*** Dataset records ***
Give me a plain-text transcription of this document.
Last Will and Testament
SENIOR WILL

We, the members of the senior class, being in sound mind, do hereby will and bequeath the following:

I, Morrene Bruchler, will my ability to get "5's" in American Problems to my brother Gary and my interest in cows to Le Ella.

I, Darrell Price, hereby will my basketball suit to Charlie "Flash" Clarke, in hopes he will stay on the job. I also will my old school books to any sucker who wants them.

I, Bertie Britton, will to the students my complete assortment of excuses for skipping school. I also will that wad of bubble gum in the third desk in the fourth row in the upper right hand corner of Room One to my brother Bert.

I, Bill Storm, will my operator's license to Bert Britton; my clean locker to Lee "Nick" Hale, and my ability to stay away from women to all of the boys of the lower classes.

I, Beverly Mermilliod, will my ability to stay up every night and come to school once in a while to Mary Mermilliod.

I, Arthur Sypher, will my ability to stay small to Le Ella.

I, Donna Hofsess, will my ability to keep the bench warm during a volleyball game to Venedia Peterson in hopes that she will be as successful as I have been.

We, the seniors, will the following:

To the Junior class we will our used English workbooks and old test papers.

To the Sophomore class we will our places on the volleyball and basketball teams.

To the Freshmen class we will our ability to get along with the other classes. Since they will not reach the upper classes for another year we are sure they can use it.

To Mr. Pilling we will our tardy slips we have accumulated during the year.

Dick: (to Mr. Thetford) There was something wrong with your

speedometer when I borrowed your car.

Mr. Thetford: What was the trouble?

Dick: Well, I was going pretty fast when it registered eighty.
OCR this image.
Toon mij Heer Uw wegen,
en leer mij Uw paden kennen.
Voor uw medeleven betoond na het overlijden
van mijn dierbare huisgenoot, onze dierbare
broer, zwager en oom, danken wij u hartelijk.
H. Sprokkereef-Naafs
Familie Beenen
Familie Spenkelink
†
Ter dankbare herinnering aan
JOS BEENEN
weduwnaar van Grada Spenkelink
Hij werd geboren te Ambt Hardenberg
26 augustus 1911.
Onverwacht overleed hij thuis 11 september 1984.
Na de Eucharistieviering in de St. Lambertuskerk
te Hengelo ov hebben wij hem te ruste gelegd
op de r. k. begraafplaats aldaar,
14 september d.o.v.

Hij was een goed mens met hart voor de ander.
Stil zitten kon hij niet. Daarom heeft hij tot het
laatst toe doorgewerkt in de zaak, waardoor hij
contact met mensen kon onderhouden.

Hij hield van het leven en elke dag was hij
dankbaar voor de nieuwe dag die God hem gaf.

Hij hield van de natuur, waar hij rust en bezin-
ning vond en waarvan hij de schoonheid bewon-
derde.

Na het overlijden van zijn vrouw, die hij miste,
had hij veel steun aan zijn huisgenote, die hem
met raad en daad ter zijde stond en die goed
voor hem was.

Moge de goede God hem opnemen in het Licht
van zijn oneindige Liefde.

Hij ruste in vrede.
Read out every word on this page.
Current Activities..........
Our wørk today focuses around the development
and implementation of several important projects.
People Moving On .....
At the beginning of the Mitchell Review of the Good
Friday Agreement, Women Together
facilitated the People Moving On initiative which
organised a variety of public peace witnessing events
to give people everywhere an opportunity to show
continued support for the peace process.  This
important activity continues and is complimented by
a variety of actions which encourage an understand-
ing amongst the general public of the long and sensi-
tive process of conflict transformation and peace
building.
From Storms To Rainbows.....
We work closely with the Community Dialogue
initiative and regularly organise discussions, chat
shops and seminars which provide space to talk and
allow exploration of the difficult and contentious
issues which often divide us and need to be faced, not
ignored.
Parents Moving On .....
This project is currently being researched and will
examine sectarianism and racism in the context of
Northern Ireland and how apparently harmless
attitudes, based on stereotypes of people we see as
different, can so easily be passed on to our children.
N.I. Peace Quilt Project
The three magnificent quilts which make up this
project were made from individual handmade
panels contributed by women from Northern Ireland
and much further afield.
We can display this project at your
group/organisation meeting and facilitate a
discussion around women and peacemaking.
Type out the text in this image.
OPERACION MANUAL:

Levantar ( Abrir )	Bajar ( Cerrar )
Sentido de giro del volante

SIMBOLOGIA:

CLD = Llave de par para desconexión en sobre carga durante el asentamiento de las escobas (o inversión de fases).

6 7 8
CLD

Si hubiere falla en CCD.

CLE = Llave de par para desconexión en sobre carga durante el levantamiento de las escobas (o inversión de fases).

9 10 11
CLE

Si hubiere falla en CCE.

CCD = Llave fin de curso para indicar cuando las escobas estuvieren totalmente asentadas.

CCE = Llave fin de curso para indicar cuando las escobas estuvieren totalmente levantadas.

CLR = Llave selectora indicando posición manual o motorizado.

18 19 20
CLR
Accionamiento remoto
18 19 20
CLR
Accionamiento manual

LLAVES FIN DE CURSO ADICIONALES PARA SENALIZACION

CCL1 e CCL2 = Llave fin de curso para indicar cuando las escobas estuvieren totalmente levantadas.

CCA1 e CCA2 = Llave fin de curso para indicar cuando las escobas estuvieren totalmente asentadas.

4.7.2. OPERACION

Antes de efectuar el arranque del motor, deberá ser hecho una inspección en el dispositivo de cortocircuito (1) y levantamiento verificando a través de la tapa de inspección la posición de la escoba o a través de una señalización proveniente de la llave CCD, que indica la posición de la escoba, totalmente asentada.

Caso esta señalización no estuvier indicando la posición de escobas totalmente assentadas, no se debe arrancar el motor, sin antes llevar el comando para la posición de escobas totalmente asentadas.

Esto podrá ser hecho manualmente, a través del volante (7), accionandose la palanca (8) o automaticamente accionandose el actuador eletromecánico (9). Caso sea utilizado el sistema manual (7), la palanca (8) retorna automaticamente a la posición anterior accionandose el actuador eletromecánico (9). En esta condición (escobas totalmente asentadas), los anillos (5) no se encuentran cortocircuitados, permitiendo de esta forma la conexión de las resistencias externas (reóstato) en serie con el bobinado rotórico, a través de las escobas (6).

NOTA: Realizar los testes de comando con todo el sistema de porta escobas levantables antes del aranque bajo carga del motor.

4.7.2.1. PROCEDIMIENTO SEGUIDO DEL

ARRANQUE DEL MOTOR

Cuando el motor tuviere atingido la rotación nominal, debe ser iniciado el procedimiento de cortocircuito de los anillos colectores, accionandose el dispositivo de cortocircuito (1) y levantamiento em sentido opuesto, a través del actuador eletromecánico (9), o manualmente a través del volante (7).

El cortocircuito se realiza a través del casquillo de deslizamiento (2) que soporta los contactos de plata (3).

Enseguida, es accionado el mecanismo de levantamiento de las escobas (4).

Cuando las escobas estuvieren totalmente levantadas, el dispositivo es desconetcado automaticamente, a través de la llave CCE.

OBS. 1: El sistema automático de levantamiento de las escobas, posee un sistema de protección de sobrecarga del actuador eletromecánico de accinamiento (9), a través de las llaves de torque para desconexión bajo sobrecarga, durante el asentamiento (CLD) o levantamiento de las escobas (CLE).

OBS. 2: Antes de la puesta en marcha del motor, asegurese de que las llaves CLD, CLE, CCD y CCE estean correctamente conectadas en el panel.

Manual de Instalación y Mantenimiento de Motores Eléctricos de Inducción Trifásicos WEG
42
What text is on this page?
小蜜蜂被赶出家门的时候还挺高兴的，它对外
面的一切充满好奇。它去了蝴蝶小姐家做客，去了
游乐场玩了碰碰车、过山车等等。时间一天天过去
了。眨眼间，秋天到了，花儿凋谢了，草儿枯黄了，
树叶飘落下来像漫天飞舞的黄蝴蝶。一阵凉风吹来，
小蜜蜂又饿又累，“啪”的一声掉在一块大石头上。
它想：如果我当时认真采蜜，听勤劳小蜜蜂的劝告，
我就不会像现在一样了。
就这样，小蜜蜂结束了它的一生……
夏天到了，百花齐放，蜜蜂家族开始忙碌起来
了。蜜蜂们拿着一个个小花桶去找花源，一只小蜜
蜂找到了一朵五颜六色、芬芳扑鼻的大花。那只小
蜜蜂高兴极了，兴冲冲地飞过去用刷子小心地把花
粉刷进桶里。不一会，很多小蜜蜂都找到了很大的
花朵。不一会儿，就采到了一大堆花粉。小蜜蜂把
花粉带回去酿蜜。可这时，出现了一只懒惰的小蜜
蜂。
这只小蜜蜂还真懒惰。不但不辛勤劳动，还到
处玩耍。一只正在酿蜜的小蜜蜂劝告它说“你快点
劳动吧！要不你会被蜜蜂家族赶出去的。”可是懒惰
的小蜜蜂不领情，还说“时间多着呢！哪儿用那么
***
**Required work**
Out of the records, collect only those lines that contain the string "Thetford".

**Solution below**
Dick: (to Mr. Thetford) There was something wrong with your
Mr. Thetford: What was the trouble?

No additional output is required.